#### DATA FOR PROCESSING

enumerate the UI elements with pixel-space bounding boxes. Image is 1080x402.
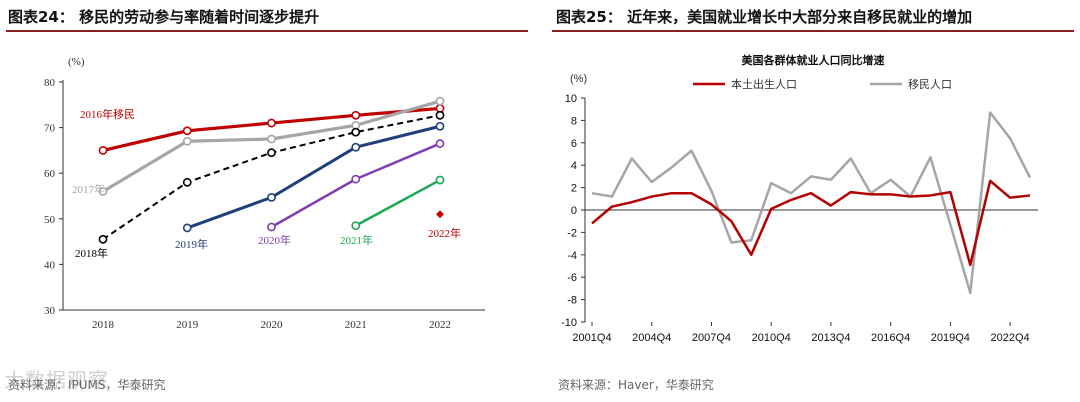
y-tick-label: 60 <box>44 168 56 180</box>
x-tick-label: 2019Q4 <box>931 332 970 344</box>
series-label: 2021年 <box>340 233 373 247</box>
series-line-1 <box>102 99 441 193</box>
series-label: 2022年 <box>428 226 461 240</box>
left-chart: (%) 30 40 50 60 70 80 2018 2019 2020 2021 2022 2016年… <box>44 56 485 331</box>
data-point-2022 <box>436 210 444 219</box>
right-title-rule <box>552 30 1074 32</box>
right-inner-title: 美国各群体就业人口同比增速 <box>742 53 885 67</box>
x-tick-label: 2021 <box>345 319 367 331</box>
series-label: 2018年 <box>75 246 108 260</box>
series-line-5 <box>355 178 441 227</box>
series-label: 2019年 <box>175 237 208 251</box>
y-tick-label: -10 <box>561 317 577 329</box>
right-chart: 美国各群体就业人口同比增速 (%) 本土出生人口 移民人口 -10 -8 -6 -4 -2 0 2 4… <box>561 53 1038 344</box>
y-tick-label: 80 <box>44 77 56 89</box>
y-tick-label: 2 <box>571 183 577 195</box>
data-point <box>351 174 361 184</box>
data-point <box>351 221 361 231</box>
left-chart-title: 图表24： 移民的劳动参与率随着时间逐步提升 <box>8 8 320 26</box>
right-source: 资料来源：Haver，华泰研究 <box>558 378 714 392</box>
data-point <box>98 146 108 155</box>
y-tick-label: 10 <box>565 93 577 105</box>
y-tick-label: 8 <box>571 115 577 127</box>
data-point <box>267 192 276 202</box>
data-point <box>267 118 276 128</box>
data-point <box>351 110 361 120</box>
series-line-2 <box>102 114 441 241</box>
series-label: 2017年 <box>72 182 105 196</box>
data-point <box>267 134 276 144</box>
x-tick-label: 2022 <box>429 319 451 331</box>
left-source: 资料来源：IPUMS，华泰研究 <box>8 378 166 392</box>
series-label: 2020年 <box>258 233 291 247</box>
data-point <box>435 139 445 148</box>
x-tick-label: 2019 <box>176 319 199 331</box>
series-line-immigrant <box>591 111 1032 295</box>
data-point <box>267 222 276 232</box>
data-point <box>267 148 276 158</box>
y-tick-label: 4 <box>571 160 577 172</box>
x-tick-label: 2022Q4 <box>991 332 1030 344</box>
data-point <box>435 96 445 106</box>
x-tick-label: 2001Q4 <box>572 332 611 344</box>
y-tick-label: -6 <box>567 272 577 284</box>
y-tick-label: -8 <box>567 295 577 307</box>
data-point <box>182 177 192 187</box>
left-title-rule <box>6 30 528 32</box>
x-tick-label: 2013Q4 <box>811 332 850 344</box>
x-tick-label: 2016Q4 <box>871 332 910 344</box>
y-tick-label: -4 <box>567 250 577 262</box>
right-chart-title: 图表25： 近年来，美国就业增长中大部分来自移民就业的增加 <box>556 8 973 26</box>
y-tick-label: 30 <box>44 305 56 317</box>
data-point <box>435 121 445 131</box>
y-unit-label: (%) <box>68 56 85 68</box>
series-label: 2016年移民 <box>80 107 135 121</box>
data-point <box>182 126 192 136</box>
watermark: 大数据观察 <box>4 368 109 392</box>
series-line-native <box>591 179 1031 267</box>
y-tick-label: -2 <box>567 227 577 239</box>
data-point <box>351 127 361 137</box>
data-point <box>435 175 445 185</box>
y-tick-label: 40 <box>44 259 56 271</box>
y-tick-label: 70 <box>44 123 56 135</box>
y-unit-label: (%) <box>570 73 587 85</box>
x-tick-label: 2010Q4 <box>752 332 791 344</box>
legend-label-immigrant: 移民人口 <box>908 78 952 91</box>
data-point <box>98 234 108 244</box>
x-tick-label: 2004Q4 <box>632 332 671 344</box>
series-line-4 <box>270 142 441 229</box>
y-tick-label: 0 <box>571 205 577 217</box>
y-tick-label: 50 <box>44 214 56 226</box>
data-point <box>435 110 445 120</box>
data-point <box>182 223 192 233</box>
data-point <box>98 187 108 196</box>
data-point <box>351 142 361 152</box>
series-line-3 <box>186 124 441 230</box>
y-tick-label: 6 <box>571 138 577 150</box>
x-tick-label: 2007Q4 <box>692 332 731 344</box>
legend-label-native: 本土出生人口 <box>731 77 797 91</box>
x-tick-label: 2020 <box>261 319 284 331</box>
x-tick-label: 2018 <box>92 319 115 331</box>
data-point <box>182 136 192 146</box>
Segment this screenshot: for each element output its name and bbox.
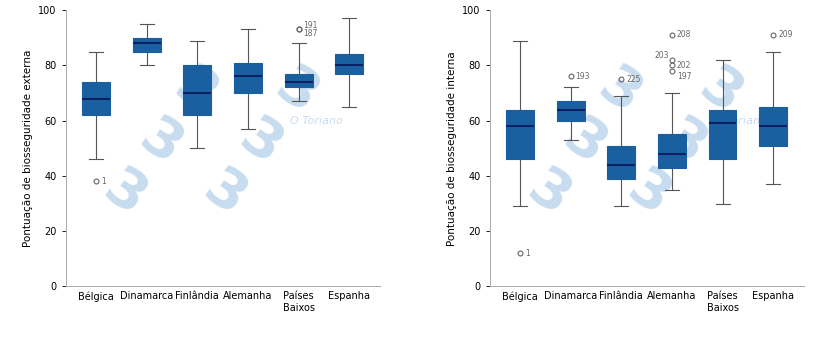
Text: 208: 208 [676, 30, 690, 39]
Text: 3
3
3: 3 3 3 [93, 58, 227, 227]
PathPatch shape [657, 134, 685, 167]
Y-axis label: Pontuação de biosseguridade interna: Pontuação de biosseguridade interna [446, 51, 456, 246]
PathPatch shape [758, 107, 786, 146]
PathPatch shape [82, 82, 110, 115]
Text: 202: 202 [676, 61, 690, 70]
PathPatch shape [233, 63, 261, 93]
Text: O Toriano: O Toriano [290, 116, 343, 126]
Text: 187: 187 [303, 29, 318, 38]
PathPatch shape [505, 110, 533, 159]
PathPatch shape [183, 65, 211, 115]
Text: 197: 197 [676, 72, 690, 81]
PathPatch shape [335, 54, 363, 74]
PathPatch shape [556, 101, 584, 121]
PathPatch shape [708, 110, 735, 159]
Text: 191: 191 [303, 21, 318, 30]
Text: 209: 209 [777, 30, 792, 39]
Text: 193: 193 [575, 72, 590, 81]
Text: O Toriano: O Toriano [713, 116, 767, 126]
Text: 3
3
3: 3 3 3 [193, 58, 327, 227]
Text: 3
3
3: 3 3 3 [617, 58, 750, 227]
Y-axis label: Pontuação de biosseguridade externa: Pontuação de biosseguridade externa [23, 50, 33, 247]
Text: 1: 1 [524, 249, 529, 258]
Text: 225: 225 [626, 75, 640, 84]
PathPatch shape [607, 146, 635, 179]
Text: 203: 203 [654, 51, 668, 60]
PathPatch shape [284, 74, 312, 88]
PathPatch shape [133, 38, 161, 52]
Text: 3
3
3: 3 3 3 [516, 58, 650, 227]
Text: 1: 1 [101, 177, 106, 186]
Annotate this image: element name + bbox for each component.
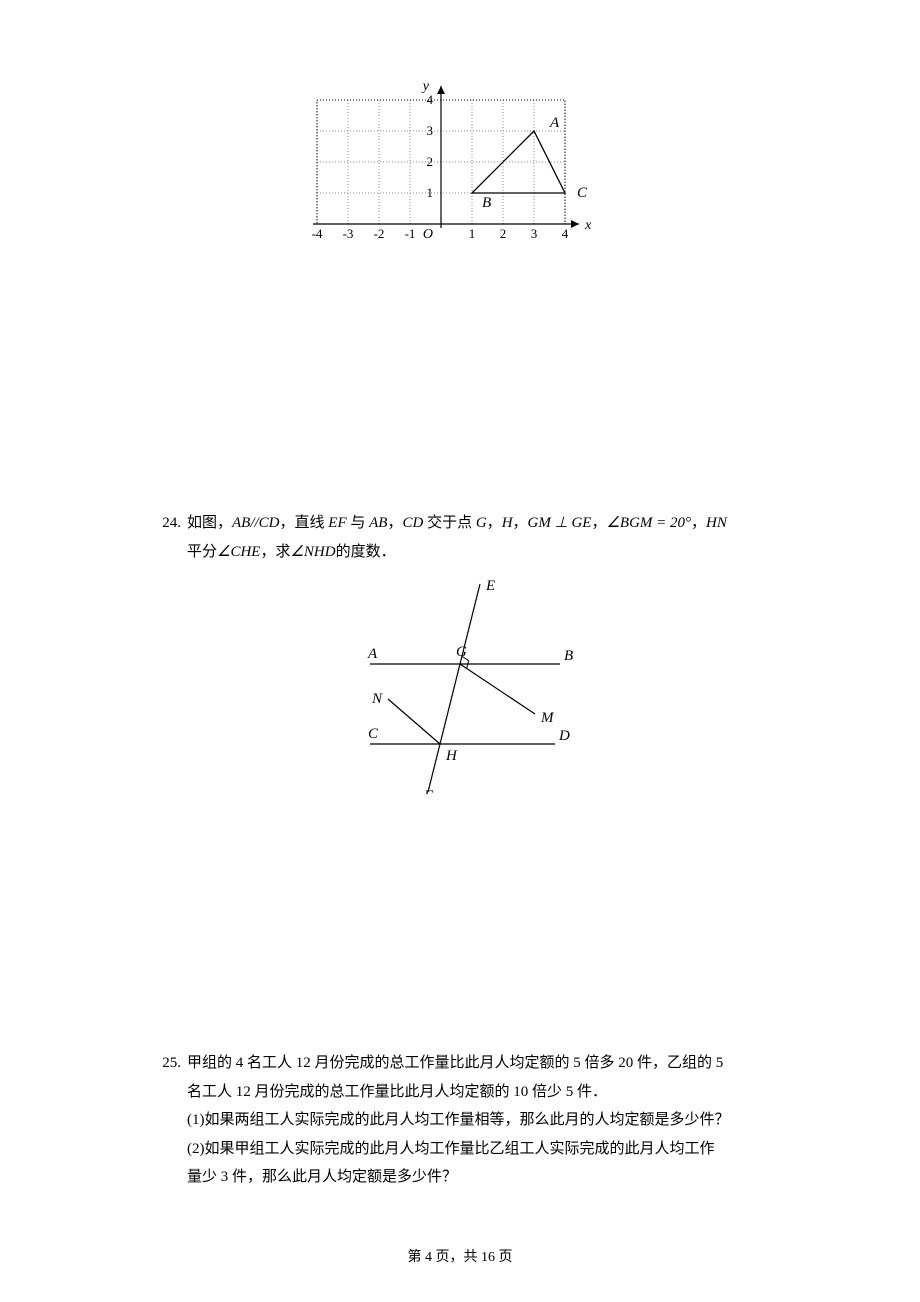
math: G [476,515,487,531]
problem-25-number: 25. [155,1049,187,1192]
text: ， [513,515,528,531]
text: ， [591,515,606,531]
text: ， [691,515,706,531]
coordinate-graph-container: -4 -3 -2 -1 1 2 3 4 1 2 3 4 Ox y A B C [155,68,765,263]
svg-text:4: 4 [562,226,569,241]
text: 甲组的 4 名工人 12 月份完成的总工作量比此月人均定额的 5 倍多 20 件… [187,1055,723,1071]
svg-text:4: 4 [427,92,434,107]
svg-text:-2: -2 [374,226,385,241]
svg-text:B: B [564,648,573,664]
text: 平分 [187,544,217,560]
text: 如图， [187,515,232,531]
text: 与 [347,515,370,531]
svg-text:-4: -4 [312,226,323,241]
svg-text:-1: -1 [405,226,416,241]
footer-mid: 页，共 [432,1250,481,1265]
svg-text:A: A [367,646,378,662]
footer-total: 16 [481,1250,495,1265]
footer-prefix: 第 [408,1250,426,1265]
svg-text:N: N [371,691,383,707]
text: (1)如果两组工人实际完成的此月人均工作量相等，那么此月的人均定额是多少件？ [187,1112,730,1128]
footer-page: 4 [425,1250,432,1265]
svg-text:2: 2 [427,154,434,169]
math: H [502,515,513,531]
svg-text:C: C [368,726,379,742]
spacer [155,271,765,509]
text: 量少 3 件，那么此月人均定额是多少件？ [187,1169,457,1185]
footer-suffix: 页 [495,1250,513,1265]
math: ∠CHE [217,544,260,560]
text: 的度数． [336,544,396,560]
problem-24-text: 24. 如图，AB//CD，直线 EF 与 AB，CD 交于点 G，H，GM ⊥… [155,509,765,566]
text: 名工人 12 月份完成的总工作量比此月人均定额的 10 倍少 5 件． [187,1084,607,1100]
text: (2)如果甲组工人实际完成的此月人均工作量比乙组工人实际完成的此月人均工作 [187,1141,715,1157]
svg-text:M: M [540,710,555,726]
svg-text:-3: -3 [343,226,354,241]
geometry-diagram: A B C D E F G H M N [310,574,610,794]
svg-text:3: 3 [427,123,434,138]
problem-25-text: 25. 甲组的 4 名工人 12 月份完成的总工作量比此月人均定额的 5 倍多 … [155,1049,765,1192]
text: ，直线 [280,515,329,531]
svg-text:B: B [482,195,491,211]
math: AB//CD [232,515,280,531]
svg-text:2: 2 [500,226,507,241]
problem-24-figure: A B C D E F G H M N [155,574,765,799]
text: ，求 [260,544,290,560]
svg-text:1: 1 [427,185,434,200]
text: ， [387,515,402,531]
text: 交于点 [423,515,476,531]
page-footer: 第 4 页，共 16 页 [0,1246,920,1266]
svg-text:E: E [485,578,495,594]
svg-text:H: H [445,748,458,764]
svg-text:A: A [549,115,560,131]
problem-25-body: 甲组的 4 名工人 12 月份完成的总工作量比此月人均定额的 5 倍多 20 件… [187,1049,765,1192]
svg-text:G: G [456,644,467,660]
math: GM ⊥ GE [528,515,592,531]
math: ∠NHD [290,544,335,560]
svg-text:x: x [584,218,592,233]
problem-25: 25. 甲组的 4 名工人 12 月份完成的总工作量比此月人均定额的 5 倍多 … [155,1049,765,1192]
problem-24-body: 如图，AB//CD，直线 EF 与 AB，CD 交于点 G，H，GM ⊥ GE，… [187,509,765,566]
math: ∠BGM = 20° [606,515,691,531]
problem-24: 24. 如图，AB//CD，直线 EF 与 AB，CD 交于点 G，H，GM ⊥… [155,509,765,799]
svg-text:F: F [423,788,434,794]
problem-24-number: 24. [155,509,187,566]
svg-text:D: D [558,728,570,744]
svg-text:3: 3 [531,226,538,241]
math: AB [369,515,387,531]
math: HN [706,515,727,531]
svg-text:C: C [577,185,588,201]
page: -4-3-2-112341234OxyABC 24. 如图，AB//CD，直线 … [0,0,920,1302]
svg-text:O: O [423,227,433,242]
svg-text:1: 1 [469,226,476,241]
spacer [155,819,765,1049]
text: ， [487,515,502,531]
math: EF [328,515,346,531]
svg-text:y: y [421,79,430,94]
math: CD [402,515,423,531]
coordinate-graph: -4 -3 -2 -1 1 2 3 4 1 2 3 4 Ox y A B C [300,68,620,258]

#### GIVEN TASK
Rewrite the entries as a JSON list of strings, one string per line and no blank lines, starting with the line that contains "math: G [476,515,487,531]" and going on through the line that contains "math: ∠CHE [217,544,260,560]".

#### ANSWER TO THIS EXERCISE
[
  "math: G [476,515,487,531]",
  "problem-25-number: 25. [155,1049,187,1192]",
  "text: ， [513,515,528,531]",
  "text: ， [591,515,606,531]",
  "text: ， [691,515,706,531]",
  "coordinate-graph-container: -4 -3 -2 -1 1 2 3 4 1 2 3 4 Ox y A B C [155,68,765,263]",
  "svg-text:4: 4 [562,226,569,241]",
  "text: 甲组的 4 名工人 12 月份完成的总工作量比此月人均定额的 5 倍多 20 件… [187,1055,723,1071]",
  "svg-text:4: 4 [427,92,434,107]",
  "svg-text:-2: -2 [374,226,385,241]",
  "svg-text:B: B [564,648,573,664]",
  "text: 平分 [187,544,217,560]",
  "text: 如图， [187,515,232,531]",
  "text: 与 [347,515,370,531]",
  "svg-text:-4: -4 [312,226,323,241]",
  "svg-text:-1: -1 [405,226,416,241]",
  "footer-mid: 页，共 [432,1250,481,1265]",
  "svg-text:A: A [367,646,378,662]",
  "footer-total: 16 [481,1250,495,1265]",
  "footer-prefix: 第 [408,1250,426,1265]",
  "svg-text:N: N [371,691,383,707]",
  "text: (1)如果两组工人实际完成的此月人均工作量相等，那么此月的人均定额是多少件？ [187,1112,730,1128]",
  "footer-page: 4 [425,1250,432,1265]",
  "svg-text:2: 2 [427,154,434,169]",
  "math: H [502,515,513,531]",
  "svg-text:C: C [368,726,379,742]",
  "spacer [155,271,765,509]",
  "text: 量少 3 件，那么此月人均定额是多少件？ [187,1169,457,1185]",
  "footer-suffix: 页 [495,1250,513,1265]",
  "math: ∠CHE [217,544,260,560]"
]